--- begin Data entries ---
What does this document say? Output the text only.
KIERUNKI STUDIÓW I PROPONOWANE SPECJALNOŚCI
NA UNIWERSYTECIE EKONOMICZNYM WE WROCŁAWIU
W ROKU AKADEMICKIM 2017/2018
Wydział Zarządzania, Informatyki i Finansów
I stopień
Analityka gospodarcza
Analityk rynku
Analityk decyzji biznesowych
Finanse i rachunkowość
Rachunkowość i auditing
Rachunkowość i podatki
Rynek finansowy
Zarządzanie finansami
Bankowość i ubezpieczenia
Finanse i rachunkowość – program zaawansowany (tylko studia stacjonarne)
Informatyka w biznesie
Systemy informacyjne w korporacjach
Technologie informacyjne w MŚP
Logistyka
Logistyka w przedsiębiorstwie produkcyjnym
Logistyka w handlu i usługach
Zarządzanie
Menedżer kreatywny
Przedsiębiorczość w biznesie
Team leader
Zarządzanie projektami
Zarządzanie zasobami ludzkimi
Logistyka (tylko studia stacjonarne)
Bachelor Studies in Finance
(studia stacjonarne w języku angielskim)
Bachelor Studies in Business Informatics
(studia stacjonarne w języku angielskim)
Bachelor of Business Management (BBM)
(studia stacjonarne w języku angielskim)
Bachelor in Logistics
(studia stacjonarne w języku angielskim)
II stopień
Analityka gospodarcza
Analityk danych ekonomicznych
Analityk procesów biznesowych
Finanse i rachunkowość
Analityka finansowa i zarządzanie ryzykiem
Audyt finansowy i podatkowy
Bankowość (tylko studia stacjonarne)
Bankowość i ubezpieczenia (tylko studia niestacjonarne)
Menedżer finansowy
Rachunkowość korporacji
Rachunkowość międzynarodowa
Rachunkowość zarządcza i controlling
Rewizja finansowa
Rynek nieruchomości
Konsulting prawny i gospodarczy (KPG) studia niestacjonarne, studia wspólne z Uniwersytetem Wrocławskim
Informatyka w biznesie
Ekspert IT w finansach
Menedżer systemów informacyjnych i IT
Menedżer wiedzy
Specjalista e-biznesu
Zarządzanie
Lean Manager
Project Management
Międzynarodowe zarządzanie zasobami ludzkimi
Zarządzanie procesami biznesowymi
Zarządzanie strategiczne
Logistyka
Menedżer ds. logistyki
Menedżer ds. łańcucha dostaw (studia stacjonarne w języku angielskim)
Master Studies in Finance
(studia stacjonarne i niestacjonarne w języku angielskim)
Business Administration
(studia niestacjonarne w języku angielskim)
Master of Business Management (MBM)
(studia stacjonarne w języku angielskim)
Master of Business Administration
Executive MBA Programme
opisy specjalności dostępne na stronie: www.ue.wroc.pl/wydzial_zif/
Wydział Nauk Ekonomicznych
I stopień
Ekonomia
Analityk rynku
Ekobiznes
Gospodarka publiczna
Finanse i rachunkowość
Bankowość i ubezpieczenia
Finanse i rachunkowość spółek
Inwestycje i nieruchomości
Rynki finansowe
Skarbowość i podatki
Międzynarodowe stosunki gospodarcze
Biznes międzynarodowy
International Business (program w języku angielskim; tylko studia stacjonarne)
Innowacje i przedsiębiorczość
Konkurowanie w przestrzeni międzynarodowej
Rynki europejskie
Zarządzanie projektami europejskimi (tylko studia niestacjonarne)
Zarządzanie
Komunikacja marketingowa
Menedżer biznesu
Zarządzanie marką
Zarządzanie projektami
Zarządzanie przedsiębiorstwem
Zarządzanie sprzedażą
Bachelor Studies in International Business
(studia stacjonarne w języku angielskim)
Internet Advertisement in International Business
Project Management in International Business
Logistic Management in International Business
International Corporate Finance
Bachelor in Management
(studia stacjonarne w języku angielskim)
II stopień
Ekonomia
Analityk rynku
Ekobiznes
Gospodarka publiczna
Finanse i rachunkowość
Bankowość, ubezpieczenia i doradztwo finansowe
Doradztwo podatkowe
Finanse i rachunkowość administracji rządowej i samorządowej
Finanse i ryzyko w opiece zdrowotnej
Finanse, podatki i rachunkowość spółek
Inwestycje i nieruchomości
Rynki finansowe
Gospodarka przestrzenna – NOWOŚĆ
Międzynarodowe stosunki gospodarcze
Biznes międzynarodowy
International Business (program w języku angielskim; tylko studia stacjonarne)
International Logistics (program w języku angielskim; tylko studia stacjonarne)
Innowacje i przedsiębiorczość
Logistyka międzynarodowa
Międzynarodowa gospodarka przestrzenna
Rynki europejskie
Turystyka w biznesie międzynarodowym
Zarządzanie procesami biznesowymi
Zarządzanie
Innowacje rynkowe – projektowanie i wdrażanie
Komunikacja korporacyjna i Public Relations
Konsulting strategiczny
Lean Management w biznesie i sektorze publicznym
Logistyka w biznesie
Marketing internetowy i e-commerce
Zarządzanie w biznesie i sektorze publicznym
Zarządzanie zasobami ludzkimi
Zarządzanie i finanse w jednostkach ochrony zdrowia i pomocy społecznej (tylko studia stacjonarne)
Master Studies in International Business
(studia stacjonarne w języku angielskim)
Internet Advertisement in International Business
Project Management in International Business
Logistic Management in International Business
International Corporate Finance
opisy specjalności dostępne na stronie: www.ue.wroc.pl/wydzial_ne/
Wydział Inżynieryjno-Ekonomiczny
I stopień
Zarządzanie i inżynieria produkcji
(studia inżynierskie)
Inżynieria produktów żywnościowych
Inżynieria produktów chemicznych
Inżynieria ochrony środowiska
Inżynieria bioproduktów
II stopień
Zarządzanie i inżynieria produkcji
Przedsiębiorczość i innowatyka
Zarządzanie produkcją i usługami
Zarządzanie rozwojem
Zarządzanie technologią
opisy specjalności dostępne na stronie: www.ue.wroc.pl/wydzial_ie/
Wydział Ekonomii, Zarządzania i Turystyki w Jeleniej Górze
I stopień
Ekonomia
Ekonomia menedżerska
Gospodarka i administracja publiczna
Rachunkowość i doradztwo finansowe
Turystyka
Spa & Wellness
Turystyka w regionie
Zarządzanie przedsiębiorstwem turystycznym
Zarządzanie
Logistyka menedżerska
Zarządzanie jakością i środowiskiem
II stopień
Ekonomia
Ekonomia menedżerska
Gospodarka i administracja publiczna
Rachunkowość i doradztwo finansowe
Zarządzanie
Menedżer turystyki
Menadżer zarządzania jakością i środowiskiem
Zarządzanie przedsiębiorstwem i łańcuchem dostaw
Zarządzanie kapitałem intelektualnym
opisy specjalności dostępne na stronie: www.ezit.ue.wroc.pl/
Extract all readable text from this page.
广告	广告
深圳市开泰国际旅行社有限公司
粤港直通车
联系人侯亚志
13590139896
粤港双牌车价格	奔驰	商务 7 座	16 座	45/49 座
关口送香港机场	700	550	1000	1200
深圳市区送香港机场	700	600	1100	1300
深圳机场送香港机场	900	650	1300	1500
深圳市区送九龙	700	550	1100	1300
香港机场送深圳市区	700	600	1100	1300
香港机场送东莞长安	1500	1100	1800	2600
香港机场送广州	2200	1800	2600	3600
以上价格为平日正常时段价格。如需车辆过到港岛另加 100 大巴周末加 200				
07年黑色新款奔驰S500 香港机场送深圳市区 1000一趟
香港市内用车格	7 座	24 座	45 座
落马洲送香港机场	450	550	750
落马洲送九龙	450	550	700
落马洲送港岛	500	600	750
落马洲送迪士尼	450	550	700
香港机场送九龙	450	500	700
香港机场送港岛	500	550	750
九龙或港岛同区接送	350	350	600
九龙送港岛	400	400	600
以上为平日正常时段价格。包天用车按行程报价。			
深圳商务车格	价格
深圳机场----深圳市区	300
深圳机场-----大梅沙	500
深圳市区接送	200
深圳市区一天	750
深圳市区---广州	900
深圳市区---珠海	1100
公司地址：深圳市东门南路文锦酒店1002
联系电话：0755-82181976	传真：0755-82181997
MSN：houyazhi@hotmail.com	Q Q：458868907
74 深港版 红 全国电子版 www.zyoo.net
--- end Data entries ---
→ **Exercise aim**:
Output exactly the lines between the one containing "Extract all readable text from this page." and the final line above, both inclusive.

→ **Solution to the exercise**:
Extract all readable text from this page.
广告	广告
深圳市开泰国际旅行社有限公司
粤港直通车
联系人侯亚志
13590139896
粤港双牌车价格	奔驰	商务 7 座	16 座	45/49 座
关口送香港机场	700	550	1000	1200
深圳市区送香港机场	700	600	1100	1300
深圳机场送香港机场	900	650	1300	1500
深圳市区送九龙	700	550	1100	1300
香港机场送深圳市区	700	600	1100	1300
香港机场送东莞长安	1500	1100	1800	2600
香港机场送广州	2200	1800	2600	3600
以上价格为平日正常时段价格。如需车辆过到港岛另加 100 大巴周末加 200				
07年黑色新款奔驰S500 香港机场送深圳市区 1000一趟
香港市内用车格	7 座	24 座	45 座
落马洲送香港机场	450	550	750
落马洲送九龙	450	550	700
落马洲送港岛	500	600	750
落马洲送迪士尼	450	550	700
香港机场送九龙	450	500	700
香港机场送港岛	500	550	750
九龙或港岛同区接送	350	350	600
九龙送港岛	400	400	600
以上为平日正常时段价格。包天用车按行程报价。			
深圳商务车格	价格
深圳机场----深圳市区	300
深圳机场-----大梅沙	500
深圳市区接送	200
深圳市区一天	750
深圳市区---广州	900
深圳市区---珠海	1100
公司地址：深圳市东门南路文锦酒店1002
联系电话：0755-82181976	传真：0755-82181997
MSN：houyazhi@hotmail.com	Q Q：458868907
74 深港版 红 全国电子版 www.zyoo.net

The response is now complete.